AIM OF THE EXERCISE » Without the images, print all the entries below exactly as given.

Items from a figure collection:
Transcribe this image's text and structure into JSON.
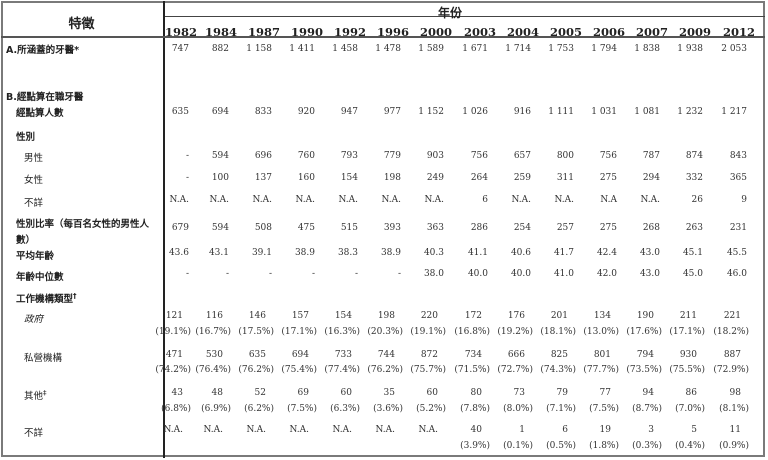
{
  "header": {
    "feature_label": "特徵",
    "year_group_label": "年份",
    "years": [
      "1982",
      "1984",
      "1987",
      "1990",
      "1992",
      "1996",
      "2000",
      "2003",
      "2004",
      "2005",
      "2006",
      "2007",
      "2009",
      "2012"
    ]
  },
  "rows": {
    "a_dentists": {
      "label": "A.所涵蓋的牙醫*",
      "values": [
        "747",
        "882",
        "1 158",
        "1 411",
        "1 458",
        "1 478",
        "1 589",
        "1 671",
        "1 714",
        "1 753",
        "1 794",
        "1 838",
        "1 938",
        "2 053"
      ]
    },
    "b_section": {
      "label": "B.經點算在職牙醫"
    },
    "b_enumerated": {
      "label": "經點算人數",
      "values": [
        "635",
        "694",
        "833",
        "920",
        "947",
        "977",
        "1 152",
        "1 026",
        "916",
        "1 111",
        "1 031",
        "1 081",
        "1 232",
        "1 217"
      ]
    },
    "sex_heading": {
      "label": "性別"
    },
    "male": {
      "label": "男性",
      "values": [
        "-",
        "594",
        "696",
        "760",
        "793",
        "779",
        "903",
        "756",
        "657",
        "800",
        "756",
        "787",
        "874",
        "843"
      ]
    },
    "female": {
      "label": "女性",
      "values": [
        "-",
        "100",
        "137",
        "160",
        "154",
        "198",
        "249",
        "264",
        "259",
        "311",
        "275",
        "294",
        "332",
        "365"
      ]
    },
    "sex_unknown": {
      "label": "不詳",
      "values": [
        "N.A.",
        "N.A.",
        "N.A.",
        "N.A.",
        "N.A.",
        "N.A.",
        "N.A.",
        "6",
        "N.A.",
        "N.A.",
        "N.A",
        "N.A.",
        "26",
        "9"
      ]
    },
    "sex_ratio": {
      "label_line1": "性別比率（每百名女性的男性人",
      "label_line2": "數）",
      "values": [
        "679",
        "594",
        "508",
        "475",
        "515",
        "393",
        "363",
        "286",
        "254",
        "257",
        "275",
        "268",
        "263",
        "231"
      ]
    },
    "mean_age": {
      "label": "平均年齡",
      "values": [
        "43.6",
        "43.1",
        "39.1",
        "38.9",
        "38.3",
        "38.9",
        "40.3",
        "41.1",
        "40.6",
        "41.7",
        "42.4",
        "43.0",
        "45.1",
        "45.5"
      ]
    },
    "median_age": {
      "label": "年齡中位數",
      "values": [
        "-",
        "-",
        "-",
        "-",
        "-",
        "-",
        "38.0",
        "40.0",
        "40.0",
        "41.0",
        "42.0",
        "43.0",
        "45.0",
        "46.0"
      ]
    },
    "work_type_heading": {
      "label": "工作機構類型",
      "mark": "†"
    },
    "government": {
      "label": "政府",
      "values": [
        "121",
        "116",
        "146",
        "157",
        "154",
        "198",
        "220",
        "172",
        "176",
        "201",
        "134",
        "190",
        "211",
        "221"
      ],
      "percents": [
        "(19.1%)",
        "(16.7%)",
        "(17.5%)",
        "(17.1%)",
        "(16.3%)",
        "(20.3%)",
        "(19.1%)",
        "(16.8%)",
        "(19.2%)",
        "(18.1%)",
        "(13.0%)",
        "(17.6%)",
        "(17.1%)",
        "(18.2%)"
      ]
    },
    "private": {
      "label": "私營機構",
      "values": [
        "471",
        "530",
        "635",
        "694",
        "733",
        "744",
        "872",
        "734",
        "666",
        "825",
        "801",
        "794",
        "930",
        "887"
      ],
      "percents": [
        "(74.2%)",
        "(76.4%)",
        "(76.2%)",
        "(75.4%)",
        "(77.4%)",
        "(76.2%)",
        "(75.7%)",
        "(71.5%)",
        "(72.7%)",
        "(74.3%)",
        "(77.7%)",
        "(73.5%)",
        "(75.5%)",
        "(72.9%)"
      ]
    },
    "others": {
      "label": "其他",
      "mark": "‡",
      "values": [
        "43",
        "48",
        "52",
        "69",
        "60",
        "35",
        "60",
        "80",
        "73",
        "79",
        "77",
        "94",
        "86",
        "98"
      ],
      "percents": [
        "(6.8%)",
        "(6.9%)",
        "(6.2%)",
        "(7.5%)",
        "(6.3%)",
        "(3.6%)",
        "(5.2%)",
        "(7.8%)",
        "(8.0%)",
        "(7.1%)",
        "(7.5%)",
        "(8.7%)",
        "(7.0%)",
        "(8.1%)"
      ]
    },
    "work_unknown": {
      "label": "不詳",
      "values": [
        "N.A.",
        "N.A.",
        "N.A.",
        "N.A.",
        "N.A.",
        "N.A.",
        "N.A.",
        "40",
        "1",
        "6",
        "19",
        "3",
        "5",
        "11"
      ],
      "percents": [
        "",
        "",
        "",
        "",
        "",
        "",
        "",
        "(3.9%)",
        "(0.1%)",
        "(0.5%)",
        "(1.8%)",
        "(0.3%)",
        "(0.4%)",
        "(0.9%)"
      ]
    }
  }
}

FULL OUTPUT »
Transcribe this image's text and structure into JSON.
{
  "header": {
    "feature_label": "特徵",
    "year_group_label": "年份",
    "years": [
      "1982",
      "1984",
      "1987",
      "1990",
      "1992",
      "1996",
      "2000",
      "2003",
      "2004",
      "2005",
      "2006",
      "2007",
      "2009",
      "2012"
    ]
  },
  "rows": {
    "a_dentists": {
      "label": "A.所涵蓋的牙醫*",
      "values": [
        "747",
        "882",
        "1 158",
        "1 411",
        "1 458",
        "1 478",
        "1 589",
        "1 671",
        "1 714",
        "1 753",
        "1 794",
        "1 838",
        "1 938",
        "2 053"
      ]
    },
    "b_section": {
      "label": "B.經點算在職牙醫"
    },
    "b_enumerated": {
      "label": "經點算人數",
      "values": [
        "635",
        "694",
        "833",
        "920",
        "947",
        "977",
        "1 152",
        "1 026",
        "916",
        "1 111",
        "1 031",
        "1 081",
        "1 232",
        "1 217"
      ]
    },
    "sex_heading": {
      "label": "性別"
    },
    "male": {
      "label": "男性",
      "values": [
        "-",
        "594",
        "696",
        "760",
        "793",
        "779",
        "903",
        "756",
        "657",
        "800",
        "756",
        "787",
        "874",
        "843"
      ]
    },
    "female": {
      "label": "女性",
      "values": [
        "-",
        "100",
        "137",
        "160",
        "154",
        "198",
        "249",
        "264",
        "259",
        "311",
        "275",
        "294",
        "332",
        "365"
      ]
    },
    "sex_unknown": {
      "label": "不詳",
      "values": [
        "N.A.",
        "N.A.",
        "N.A.",
        "N.A.",
        "N.A.",
        "N.A.",
        "N.A.",
        "6",
        "N.A.",
        "N.A.",
        "N.A",
        "N.A.",
        "26",
        "9"
      ]
    },
    "sex_ratio": {
      "label_line1": "性別比率（每百名女性的男性人",
      "label_line2": "數）",
      "values": [
        "679",
        "594",
        "508",
        "475",
        "515",
        "393",
        "363",
        "286",
        "254",
        "257",
        "275",
        "268",
        "263",
        "231"
      ]
    },
    "mean_age": {
      "label": "平均年齡",
      "values": [
        "43.6",
        "43.1",
        "39.1",
        "38.9",
        "38.3",
        "38.9",
        "40.3",
        "41.1",
        "40.6",
        "41.7",
        "42.4",
        "43.0",
        "45.1",
        "45.5"
      ]
    },
    "median_age": {
      "label": "年齡中位數",
      "values": [
        "-",
        "-",
        "-",
        "-",
        "-",
        "-",
        "38.0",
        "40.0",
        "40.0",
        "41.0",
        "42.0",
        "43.0",
        "45.0",
        "46.0"
      ]
    },
    "work_type_heading": {
      "label": "工作機構類型",
      "mark": "†"
    },
    "government": {
      "label": "政府",
      "values": [
        "121",
        "116",
        "146",
        "157",
        "154",
        "198",
        "220",
        "172",
        "176",
        "201",
        "134",
        "190",
        "211",
        "221"
      ],
      "percents": [
        "(19.1%)",
        "(16.7%)",
        "(17.5%)",
        "(17.1%)",
        "(16.3%)",
        "(20.3%)",
        "(19.1%)",
        "(16.8%)",
        "(19.2%)",
        "(18.1%)",
        "(13.0%)",
        "(17.6%)",
        "(17.1%)",
        "(18.2%)"
      ]
    },
    "private": {
      "label": "私營機構",
      "values": [
        "471",
        "530",
        "635",
        "694",
        "733",
        "744",
        "872",
        "734",
        "666",
        "825",
        "801",
        "794",
        "930",
        "887"
      ],
      "percents": [
        "(74.2%)",
        "(76.4%)",
        "(76.2%)",
        "(75.4%)",
        "(77.4%)",
        "(76.2%)",
        "(75.7%)",
        "(71.5%)",
        "(72.7%)",
        "(74.3%)",
        "(77.7%)",
        "(73.5%)",
        "(75.5%)",
        "(72.9%)"
      ]
    },
    "others": {
      "label": "其他",
      "mark": "‡",
      "values": [
        "43",
        "48",
        "52",
        "69",
        "60",
        "35",
        "60",
        "80",
        "73",
        "79",
        "77",
        "94",
        "86",
        "98"
      ],
      "percents": [
        "(6.8%)",
        "(6.9%)",
        "(6.2%)",
        "(7.5%)",
        "(6.3%)",
        "(3.6%)",
        "(5.2%)",
        "(7.8%)",
        "(8.0%)",
        "(7.1%)",
        "(7.5%)",
        "(8.7%)",
        "(7.0%)",
        "(8.1%)"
      ]
    },
    "work_unknown": {
      "label": "不詳",
      "values": [
        "N.A.",
        "N.A.",
        "N.A.",
        "N.A.",
        "N.A.",
        "N.A.",
        "N.A.",
        "40",
        "1",
        "6",
        "19",
        "3",
        "5",
        "11"
      ],
      "percents": [
        "",
        "",
        "",
        "",
        "",
        "",
        "",
        "(3.9%)",
        "(0.1%)",
        "(0.5%)",
        "(1.8%)",
        "(0.3%)",
        "(0.4%)",
        "(0.9%)"
      ]
    }
  }
}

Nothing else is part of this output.